Exercise prompt:
Reproduce each record exactly.

Provided data:
━━━

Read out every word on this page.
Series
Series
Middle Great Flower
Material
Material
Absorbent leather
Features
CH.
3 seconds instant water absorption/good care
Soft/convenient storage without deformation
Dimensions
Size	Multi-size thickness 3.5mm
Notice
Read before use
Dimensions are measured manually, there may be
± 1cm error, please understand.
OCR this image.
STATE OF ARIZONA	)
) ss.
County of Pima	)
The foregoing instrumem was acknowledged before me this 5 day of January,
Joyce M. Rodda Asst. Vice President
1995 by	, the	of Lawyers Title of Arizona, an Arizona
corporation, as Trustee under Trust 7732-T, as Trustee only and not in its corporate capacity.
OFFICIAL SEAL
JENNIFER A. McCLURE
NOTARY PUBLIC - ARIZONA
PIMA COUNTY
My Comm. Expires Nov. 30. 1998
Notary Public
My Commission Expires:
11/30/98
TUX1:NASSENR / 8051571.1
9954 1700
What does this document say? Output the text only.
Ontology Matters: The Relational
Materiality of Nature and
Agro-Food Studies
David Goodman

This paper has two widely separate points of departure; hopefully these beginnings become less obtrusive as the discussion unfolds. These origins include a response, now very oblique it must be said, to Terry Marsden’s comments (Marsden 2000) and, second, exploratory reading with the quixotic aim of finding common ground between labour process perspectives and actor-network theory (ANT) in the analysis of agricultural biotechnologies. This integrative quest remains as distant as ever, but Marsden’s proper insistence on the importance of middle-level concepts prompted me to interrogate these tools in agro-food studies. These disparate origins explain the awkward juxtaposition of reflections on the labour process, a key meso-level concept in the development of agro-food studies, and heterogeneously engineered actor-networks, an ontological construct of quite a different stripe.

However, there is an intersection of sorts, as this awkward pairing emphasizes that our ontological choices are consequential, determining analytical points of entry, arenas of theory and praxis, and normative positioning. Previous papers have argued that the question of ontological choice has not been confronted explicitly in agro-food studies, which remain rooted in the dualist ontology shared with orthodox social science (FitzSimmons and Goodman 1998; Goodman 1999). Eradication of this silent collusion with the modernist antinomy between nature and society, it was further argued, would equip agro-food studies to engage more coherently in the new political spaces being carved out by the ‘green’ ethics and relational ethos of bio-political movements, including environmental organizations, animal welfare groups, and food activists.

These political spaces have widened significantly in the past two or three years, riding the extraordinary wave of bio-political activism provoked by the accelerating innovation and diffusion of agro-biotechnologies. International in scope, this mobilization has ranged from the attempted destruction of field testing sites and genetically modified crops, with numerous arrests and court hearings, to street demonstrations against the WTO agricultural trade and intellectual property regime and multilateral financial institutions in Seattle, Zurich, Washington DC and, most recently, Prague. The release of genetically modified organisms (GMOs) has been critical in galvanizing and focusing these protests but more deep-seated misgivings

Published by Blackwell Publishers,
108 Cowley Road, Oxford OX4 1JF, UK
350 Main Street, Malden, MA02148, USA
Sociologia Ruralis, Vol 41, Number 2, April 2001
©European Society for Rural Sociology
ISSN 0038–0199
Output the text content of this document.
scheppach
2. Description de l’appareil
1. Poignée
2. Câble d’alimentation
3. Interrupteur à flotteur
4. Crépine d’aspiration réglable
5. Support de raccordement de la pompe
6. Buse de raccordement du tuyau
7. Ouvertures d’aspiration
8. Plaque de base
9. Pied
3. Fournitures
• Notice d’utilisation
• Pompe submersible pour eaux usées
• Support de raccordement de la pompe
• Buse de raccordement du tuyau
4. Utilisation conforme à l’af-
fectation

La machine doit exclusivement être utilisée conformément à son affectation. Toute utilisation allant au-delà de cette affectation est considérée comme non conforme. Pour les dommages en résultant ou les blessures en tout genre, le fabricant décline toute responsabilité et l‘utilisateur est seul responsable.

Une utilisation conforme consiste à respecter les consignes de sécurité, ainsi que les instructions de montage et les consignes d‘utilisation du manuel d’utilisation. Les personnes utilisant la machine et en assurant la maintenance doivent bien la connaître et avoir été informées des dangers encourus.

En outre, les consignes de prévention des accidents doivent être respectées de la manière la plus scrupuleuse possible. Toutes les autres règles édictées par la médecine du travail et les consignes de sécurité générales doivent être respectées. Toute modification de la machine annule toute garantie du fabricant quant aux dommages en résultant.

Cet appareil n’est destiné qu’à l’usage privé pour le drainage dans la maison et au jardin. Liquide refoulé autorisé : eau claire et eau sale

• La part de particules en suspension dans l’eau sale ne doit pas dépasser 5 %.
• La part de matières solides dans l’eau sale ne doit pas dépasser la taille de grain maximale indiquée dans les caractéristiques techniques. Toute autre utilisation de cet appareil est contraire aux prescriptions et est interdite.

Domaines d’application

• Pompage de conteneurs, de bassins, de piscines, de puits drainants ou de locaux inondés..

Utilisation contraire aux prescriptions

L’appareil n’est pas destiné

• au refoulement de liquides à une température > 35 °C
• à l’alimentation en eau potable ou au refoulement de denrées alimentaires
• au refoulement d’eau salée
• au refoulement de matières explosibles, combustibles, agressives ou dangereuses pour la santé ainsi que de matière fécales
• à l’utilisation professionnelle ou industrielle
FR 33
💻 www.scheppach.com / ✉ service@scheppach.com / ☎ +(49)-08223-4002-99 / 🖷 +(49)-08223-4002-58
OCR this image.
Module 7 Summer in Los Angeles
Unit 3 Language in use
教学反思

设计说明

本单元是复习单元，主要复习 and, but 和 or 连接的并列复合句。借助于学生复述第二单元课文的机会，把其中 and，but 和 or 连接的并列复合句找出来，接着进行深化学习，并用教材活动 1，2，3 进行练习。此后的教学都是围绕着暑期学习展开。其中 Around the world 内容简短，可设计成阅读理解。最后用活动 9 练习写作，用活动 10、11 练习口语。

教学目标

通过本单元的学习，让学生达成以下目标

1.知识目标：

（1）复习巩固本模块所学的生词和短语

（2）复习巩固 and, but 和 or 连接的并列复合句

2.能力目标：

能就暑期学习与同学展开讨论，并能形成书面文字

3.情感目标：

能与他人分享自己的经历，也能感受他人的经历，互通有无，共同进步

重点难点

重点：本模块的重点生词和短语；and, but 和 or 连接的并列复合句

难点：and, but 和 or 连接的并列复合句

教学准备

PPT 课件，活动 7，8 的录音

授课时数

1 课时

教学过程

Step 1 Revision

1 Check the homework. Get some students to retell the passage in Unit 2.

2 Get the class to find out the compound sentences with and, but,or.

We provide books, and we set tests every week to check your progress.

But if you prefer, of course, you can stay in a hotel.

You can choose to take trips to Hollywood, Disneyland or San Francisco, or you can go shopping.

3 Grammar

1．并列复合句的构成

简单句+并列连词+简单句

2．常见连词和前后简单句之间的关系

━━━

Written response:
Read out every word on this page.
Series
Series
Middle Great Flower
Material
Material
Absorbent leather
Features
CH.
3 seconds instant water absorption/good care
Soft/convenient storage without deformation
Dimensions
Size	Multi-size thickness 3.5mm
Notice
Read before use
Dimensions are measured manually, there may be
± 1cm error, please understand.
OCR this image.
STATE OF ARIZONA	)
) ss.
County of Pima	)
The foregoing instrumem was acknowledged before me this 5 day of January,
Joyce M. Rodda Asst. Vice President
1995 by	, the	of Lawyers Title of Arizona, an Arizona
corporation, as Trustee under Trust 7732-T, as Trustee only and not in its corporate capacity.
OFFICIAL SEAL
JENNIFER A. McCLURE
NOTARY PUBLIC - ARIZONA
PIMA COUNTY
My Comm. Expires Nov. 30. 1998
Notary Public
My Commission Expires:
11/30/98
TUX1:NASSENR / 8051571.1
9954 1700
What does this document say? Output the text only.
Ontology Matters: The Relational
Materiality of Nature and
Agro-Food Studies
David Goodman

This paper has two widely separate points of departure; hopefully these beginnings become less obtrusive as the discussion unfolds. These origins include a response, now very oblique it must be said, to Terry Marsden’s comments (Marsden 2000) and, second, exploratory reading with the quixotic aim of finding common ground between labour process perspectives and actor-network theory (ANT) in the analysis of agricultural biotechnologies. This integrative quest remains as distant as ever, but Marsden’s proper insistence on the importance of middle-level concepts prompted me to interrogate these tools in agro-food studies. These disparate origins explain the awkward juxtaposition of reflections on the labour process, a key meso-level concept in the development of agro-food studies, and heterogeneously engineered actor-networks, an ontological construct of quite a different stripe.

However, there is an intersection of sorts, as this awkward pairing emphasizes that our ontological choices are consequential, determining analytical points of entry, arenas of theory and praxis, and normative positioning. Previous papers have argued that the question of ontological choice has not been confronted explicitly in agro-food studies, which remain rooted in the dualist ontology shared with orthodox social science (FitzSimmons and Goodman 1998; Goodman 1999). Eradication of this silent collusion with the modernist antinomy between nature and society, it was further argued, would equip agro-food studies to engage more coherently in the new political spaces being carved out by the ‘green’ ethics and relational ethos of bio-political movements, including environmental organizations, animal welfare groups, and food activists.

These political spaces have widened significantly in the past two or three years, riding the extraordinary wave of bio-political activism provoked by the accelerating innovation and diffusion of agro-biotechnologies. International in scope, this mobilization has ranged from the attempted destruction of field testing sites and genetically modified crops, with numerous arrests and court hearings, to street demonstrations against the WTO agricultural trade and intellectual property regime and multilateral financial institutions in Seattle, Zurich, Washington DC and, most recently, Prague. The release of genetically modified organisms (GMOs) has been critical in galvanizing and focusing these protests but more deep-seated misgivings

Published by Blackwell Publishers,
108 Cowley Road, Oxford OX4 1JF, UK
350 Main Street, Malden, MA02148, USA
Sociologia Ruralis, Vol 41, Number 2, April 2001
©European Society for Rural Sociology
ISSN 0038–0199
Output the text content of this document.
scheppach
2. Description de l’appareil
1. Poignée
2. Câble d’alimentation
3. Interrupteur à flotteur
4. Crépine d’aspiration réglable
5. Support de raccordement de la pompe
6. Buse de raccordement du tuyau
7. Ouvertures d’aspiration
8. Plaque de base
9. Pied
3. Fournitures
• Notice d’utilisation
• Pompe submersible pour eaux usées
• Support de raccordement de la pompe
• Buse de raccordement du tuyau
4. Utilisation conforme à l’af-
fectation

La machine doit exclusivement être utilisée conformément à son affectation. Toute utilisation allant au-delà de cette affectation est considérée comme non conforme. Pour les dommages en résultant ou les blessures en tout genre, le fabricant décline toute responsabilité et l‘utilisateur est seul responsable.

Une utilisation conforme consiste à respecter les consignes de sécurité, ainsi que les instructions de montage et les consignes d‘utilisation du manuel d’utilisation. Les personnes utilisant la machine et en assurant la maintenance doivent bien la connaître et avoir été informées des dangers encourus.

En outre, les consignes de prévention des accidents doivent être respectées de la manière la plus scrupuleuse possible. Toutes les autres règles édictées par la médecine du travail et les consignes de sécurité générales doivent être respectées. Toute modification de la machine annule toute garantie du fabricant quant aux dommages en résultant.

Cet appareil n’est destiné qu’à l’usage privé pour le drainage dans la maison et au jardin. Liquide refoulé autorisé : eau claire et eau sale

• La part de particules en suspension dans l’eau sale ne doit pas dépasser 5 %.
• La part de matières solides dans l’eau sale ne doit pas dépasser la taille de grain maximale indiquée dans les caractéristiques techniques. Toute autre utilisation de cet appareil est contraire aux prescriptions et est interdite.

Domaines d’application

• Pompage de conteneurs, de bassins, de piscines, de puits drainants ou de locaux inondés..

Utilisation contraire aux prescriptions

L’appareil n’est pas destiné

• au refoulement de liquides à une température > 35 °C
• à l’alimentation en eau potable ou au refoulement de denrées alimentaires
• au refoulement d’eau salée
• au refoulement de matières explosibles, combustibles, agressives ou dangereuses pour la santé ainsi que de matière fécales
• à l’utilisation professionnelle ou industrielle
FR 33
💻 www.scheppach.com / ✉ service@scheppach.com / ☎ +(49)-08223-4002-99 / 🖷 +(49)-08223-4002-58
OCR this image.
Module 7 Summer in Los Angeles
Unit 3 Language in use
教学反思

设计说明

本单元是复习单元，主要复习 and, but 和 or 连接的并列复合句。借助于学生复述第二单元课文的机会，把其中 and，but 和 or 连接的并列复合句找出来，接着进行深化学习，并用教材活动 1，2，3 进行练习。此后的教学都是围绕着暑期学习展开。其中 Around the world 内容简短，可设计成阅读理解。最后用活动 9 练习写作，用活动 10、11 练习口语。

教学目标

通过本单元的学习，让学生达成以下目标

1.知识目标：

（1）复习巩固本模块所学的生词和短语

（2）复习巩固 and, but 和 or 连接的并列复合句

2.能力目标：

能就暑期学习与同学展开讨论，并能形成书面文字

3.情感目标：

能与他人分享自己的经历，也能感受他人的经历，互通有无，共同进步

重点难点

重点：本模块的重点生词和短语；and, but 和 or 连接的并列复合句

难点：and, but 和 or 连接的并列复合句

教学准备

PPT 课件，活动 7，8 的录音

授课时数

1 课时

教学过程

Step 1 Revision

1 Check the homework. Get some students to retell the passage in Unit 2.

2 Get the class to find out the compound sentences with and, but,or.

We provide books, and we set tests every week to check your progress.

But if you prefer, of course, you can stay in a hotel.

You can choose to take trips to Hollywood, Disneyland or San Francisco, or you can go shopping.

3 Grammar

1．并列复合句的构成

简单句+并列连词+简单句

2．常见连词和前后简单句之间的关系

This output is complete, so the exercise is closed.